- _REQUIREMENTS_: Write every record out again exactly as given.
___
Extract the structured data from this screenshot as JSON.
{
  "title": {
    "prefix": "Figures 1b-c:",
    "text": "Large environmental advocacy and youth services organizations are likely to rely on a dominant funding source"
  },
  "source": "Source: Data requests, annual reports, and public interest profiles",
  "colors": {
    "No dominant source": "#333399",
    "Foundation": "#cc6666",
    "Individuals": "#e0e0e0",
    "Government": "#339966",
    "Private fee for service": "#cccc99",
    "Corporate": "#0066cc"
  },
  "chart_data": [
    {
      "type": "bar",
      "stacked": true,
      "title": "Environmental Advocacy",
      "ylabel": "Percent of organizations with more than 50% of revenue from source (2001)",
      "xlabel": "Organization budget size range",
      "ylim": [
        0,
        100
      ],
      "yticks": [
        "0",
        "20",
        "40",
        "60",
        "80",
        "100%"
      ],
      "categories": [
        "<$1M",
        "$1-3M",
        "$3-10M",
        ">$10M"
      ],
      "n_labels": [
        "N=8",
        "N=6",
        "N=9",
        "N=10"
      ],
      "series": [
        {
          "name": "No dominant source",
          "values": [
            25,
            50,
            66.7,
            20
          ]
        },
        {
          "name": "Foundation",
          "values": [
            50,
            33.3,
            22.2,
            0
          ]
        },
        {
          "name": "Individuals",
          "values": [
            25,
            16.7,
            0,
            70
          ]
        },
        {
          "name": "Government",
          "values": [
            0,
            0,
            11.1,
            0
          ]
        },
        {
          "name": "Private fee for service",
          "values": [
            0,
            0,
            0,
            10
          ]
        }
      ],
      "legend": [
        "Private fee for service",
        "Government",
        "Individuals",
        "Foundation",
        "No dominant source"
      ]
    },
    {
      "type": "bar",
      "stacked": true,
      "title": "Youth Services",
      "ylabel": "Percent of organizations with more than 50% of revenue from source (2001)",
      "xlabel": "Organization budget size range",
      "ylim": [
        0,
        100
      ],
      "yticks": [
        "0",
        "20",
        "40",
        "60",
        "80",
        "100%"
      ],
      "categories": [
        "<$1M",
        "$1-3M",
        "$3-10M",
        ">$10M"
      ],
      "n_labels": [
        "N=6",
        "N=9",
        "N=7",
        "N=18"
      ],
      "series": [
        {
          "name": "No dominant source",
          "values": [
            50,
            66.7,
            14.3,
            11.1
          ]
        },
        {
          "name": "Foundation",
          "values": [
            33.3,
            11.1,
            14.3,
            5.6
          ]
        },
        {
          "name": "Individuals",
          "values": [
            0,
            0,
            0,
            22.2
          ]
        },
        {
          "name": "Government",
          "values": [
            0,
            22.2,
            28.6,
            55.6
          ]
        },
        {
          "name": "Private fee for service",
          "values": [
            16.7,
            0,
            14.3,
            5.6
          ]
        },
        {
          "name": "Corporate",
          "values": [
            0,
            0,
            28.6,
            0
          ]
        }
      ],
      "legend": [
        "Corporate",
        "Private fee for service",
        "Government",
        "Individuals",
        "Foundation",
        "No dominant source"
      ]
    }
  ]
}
___
- _RESULT OF THIS TASK_:
Extract the structured data from this screenshot as JSON.
{
  "title": {
    "prefix": "Figures 1b-c:",
    "text": "Large environmental advocacy and youth services organizations are likely to rely on a dominant funding source"
  },
  "source": "Source: Data requests, annual reports, and public interest profiles",
  "colors": {
    "No dominant source": "#333399",
    "Foundation": "#cc6666",
    "Individuals": "#e0e0e0",
    "Government": "#339966",
    "Private fee for service": "#cccc99",
    "Corporate": "#0066cc"
  },
  "chart_data": [
    {
      "type": "bar",
      "stacked": true,
      "title": "Environmental Advocacy",
      "ylabel": "Percent of organizations with more than 50% of revenue from source (2001)",
      "xlabel": "Organization budget size range",
      "ylim": [
        0,
        100
      ],
      "yticks": [
        "0",
        "20",
        "40",
        "60",
        "80",
        "100%"
      ],
      "categories": [
        "<$1M",
        "$1-3M",
        "$3-10M",
        ">$10M"
      ],
      "n_labels": [
        "N=8",
        "N=6",
        "N=9",
        "N=10"
      ],
      "series": [
        {
          "name": "No dominant source",
          "values": [
            25,
            50,
            66.7,
            20
          ]
        },
        {
          "name": "Foundation",
          "values": [
            50,
            33.3,
            22.2,
            0
          ]
        },
        {
          "name": "Individuals",
          "values": [
            25,
            16.7,
            0,
            70
          ]
        },
        {
          "name": "Government",
          "values": [
            0,
            0,
            11.1,
            0
          ]
        },
        {
          "name": "Private fee for service",
          "values": [
            0,
            0,
            0,
            10
          ]
        }
      ],
      "legend": [
        "Private fee for service",
        "Government",
        "Individuals",
        "Foundation",
        "No dominant source"
      ]
    },
    {
      "type": "bar",
      "stacked": true,
      "title": "Youth Services",
      "ylabel": "Percent of organizations with more than 50% of revenue from source (2001)",
      "xlabel": "Organization budget size range",
      "ylim": [
        0,
        100
      ],
      "yticks": [
        "0",
        "20",
        "40",
        "60",
        "80",
        "100%"
      ],
      "categories": [
        "<$1M",
        "$1-3M",
        "$3-10M",
        ">$10M"
      ],
      "n_labels": [
        "N=6",
        "N=9",
        "N=7",
        "N=18"
      ],
      "series": [
        {
          "name": "No dominant source",
          "values": [
            50,
            66.7,
            14.3,
            11.1
          ]
        },
        {
          "name": "Foundation",
          "values": [
            33.3,
            11.1,
            14.3,
            5.6
          ]
        },
        {
          "name": "Individuals",
          "values": [
            0,
            0,
            0,
            22.2
          ]
        },
        {
          "name": "Government",
          "values": [
            0,
            22.2,
            28.6,
            55.6
          ]
        },
        {
          "name": "Private fee for service",
          "values": [
            16.7,
            0,
            14.3,
            5.6
          ]
        },
        {
          "name": "Corporate",
          "values": [
            0,
            0,
            28.6,
            0
          ]
        }
      ],
      "legend": [
        "Corporate",
        "Private fee for service",
        "Government",
        "Individuals",
        "Foundation",
        "No dominant source"
      ]
    }
  ]
}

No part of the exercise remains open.